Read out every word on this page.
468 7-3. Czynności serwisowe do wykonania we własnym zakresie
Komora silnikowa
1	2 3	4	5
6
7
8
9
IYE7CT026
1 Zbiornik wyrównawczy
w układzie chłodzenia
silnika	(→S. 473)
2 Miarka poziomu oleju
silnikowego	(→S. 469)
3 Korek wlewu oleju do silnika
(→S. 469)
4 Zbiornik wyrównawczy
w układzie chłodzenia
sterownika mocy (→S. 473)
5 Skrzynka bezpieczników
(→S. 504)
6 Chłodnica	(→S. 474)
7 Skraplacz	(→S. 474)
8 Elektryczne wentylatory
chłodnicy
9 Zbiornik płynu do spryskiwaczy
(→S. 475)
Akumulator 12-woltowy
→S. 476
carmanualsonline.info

◆ ◆ ◆ ◆ ◆

◆ **Task directions**: Quote all of the entries verbatim.

◆ **Solution to this exercise**:
Read out every word on this page.
468 7-3. Czynności serwisowe do wykonania we własnym zakresie
Komora silnikowa
1	2 3	4	5
6
7
8
9
IYE7CT026
1 Zbiornik wyrównawczy
w układzie chłodzenia
silnika	(→S. 473)
2 Miarka poziomu oleju
silnikowego	(→S. 469)
3 Korek wlewu oleju do silnika
(→S. 469)
4 Zbiornik wyrównawczy
w układzie chłodzenia
sterownika mocy (→S. 473)
5 Skrzynka bezpieczników
(→S. 504)
6 Chłodnica	(→S. 474)
7 Skraplacz	(→S. 474)
8 Elektryczne wentylatory
chłodnicy
9 Zbiornik płynu do spryskiwaczy
(→S. 475)
Akumulator 12-woltowy
→S. 476
carmanualsonline.info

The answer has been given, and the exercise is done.